Pull out every line below that holds the word "Manufacturers".

::: Records to use

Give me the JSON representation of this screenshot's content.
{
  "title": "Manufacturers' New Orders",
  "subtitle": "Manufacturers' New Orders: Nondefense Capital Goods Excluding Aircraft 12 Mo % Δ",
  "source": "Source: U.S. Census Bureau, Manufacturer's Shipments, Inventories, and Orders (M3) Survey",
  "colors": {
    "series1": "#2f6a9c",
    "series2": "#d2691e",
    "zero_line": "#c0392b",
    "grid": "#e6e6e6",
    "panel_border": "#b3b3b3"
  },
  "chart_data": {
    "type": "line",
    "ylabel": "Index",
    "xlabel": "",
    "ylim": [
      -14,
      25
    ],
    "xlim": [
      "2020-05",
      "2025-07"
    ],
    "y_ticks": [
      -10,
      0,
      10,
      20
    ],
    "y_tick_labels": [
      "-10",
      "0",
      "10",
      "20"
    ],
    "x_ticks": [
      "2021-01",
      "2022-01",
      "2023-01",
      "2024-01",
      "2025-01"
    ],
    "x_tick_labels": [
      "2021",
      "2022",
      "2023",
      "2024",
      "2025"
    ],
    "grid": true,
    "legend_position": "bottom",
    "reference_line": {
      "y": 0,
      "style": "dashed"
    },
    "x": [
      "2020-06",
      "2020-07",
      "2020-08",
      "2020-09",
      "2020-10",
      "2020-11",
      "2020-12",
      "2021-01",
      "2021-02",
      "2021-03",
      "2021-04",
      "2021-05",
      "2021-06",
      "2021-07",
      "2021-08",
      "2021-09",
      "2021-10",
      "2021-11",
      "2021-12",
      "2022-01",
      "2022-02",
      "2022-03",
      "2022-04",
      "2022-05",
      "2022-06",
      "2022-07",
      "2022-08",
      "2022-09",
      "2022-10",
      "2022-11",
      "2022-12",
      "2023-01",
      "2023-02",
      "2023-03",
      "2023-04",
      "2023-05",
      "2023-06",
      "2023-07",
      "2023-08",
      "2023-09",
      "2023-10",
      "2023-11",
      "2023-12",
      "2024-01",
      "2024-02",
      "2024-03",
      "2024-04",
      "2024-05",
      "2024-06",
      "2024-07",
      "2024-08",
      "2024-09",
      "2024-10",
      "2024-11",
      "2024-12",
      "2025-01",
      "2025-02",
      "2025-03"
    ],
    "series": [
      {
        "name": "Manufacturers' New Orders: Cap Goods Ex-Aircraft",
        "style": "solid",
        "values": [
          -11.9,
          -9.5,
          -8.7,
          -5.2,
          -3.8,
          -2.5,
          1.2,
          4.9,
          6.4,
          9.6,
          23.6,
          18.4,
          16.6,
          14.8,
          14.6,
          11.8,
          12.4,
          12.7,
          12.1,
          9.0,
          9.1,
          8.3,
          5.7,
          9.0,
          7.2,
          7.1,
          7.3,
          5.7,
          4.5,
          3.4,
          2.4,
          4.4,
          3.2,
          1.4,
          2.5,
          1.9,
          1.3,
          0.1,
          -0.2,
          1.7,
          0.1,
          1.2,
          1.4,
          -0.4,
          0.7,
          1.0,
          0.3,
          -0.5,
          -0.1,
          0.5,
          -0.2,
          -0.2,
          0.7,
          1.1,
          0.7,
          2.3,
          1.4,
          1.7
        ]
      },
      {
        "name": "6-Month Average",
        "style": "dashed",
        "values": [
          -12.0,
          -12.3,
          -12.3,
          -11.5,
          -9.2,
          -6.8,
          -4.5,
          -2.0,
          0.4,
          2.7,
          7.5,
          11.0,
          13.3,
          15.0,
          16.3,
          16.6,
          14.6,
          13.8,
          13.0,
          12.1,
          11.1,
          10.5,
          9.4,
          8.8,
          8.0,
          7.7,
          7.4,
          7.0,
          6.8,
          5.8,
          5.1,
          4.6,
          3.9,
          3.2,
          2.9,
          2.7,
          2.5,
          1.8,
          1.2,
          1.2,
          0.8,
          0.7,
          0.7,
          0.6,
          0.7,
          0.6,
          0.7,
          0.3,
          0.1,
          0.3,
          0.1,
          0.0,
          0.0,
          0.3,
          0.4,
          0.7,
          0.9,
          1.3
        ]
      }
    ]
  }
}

::::::

- **Task output**
  "title": "Manufacturers' New Orders",
  "subtitle": "Manufacturers' New Orders: Nondefense Capital Goods Excluding Aircraft 12 Mo % Δ",
        "name": "Manufacturers' New Orders: Cap Goods Ex-Aircraft",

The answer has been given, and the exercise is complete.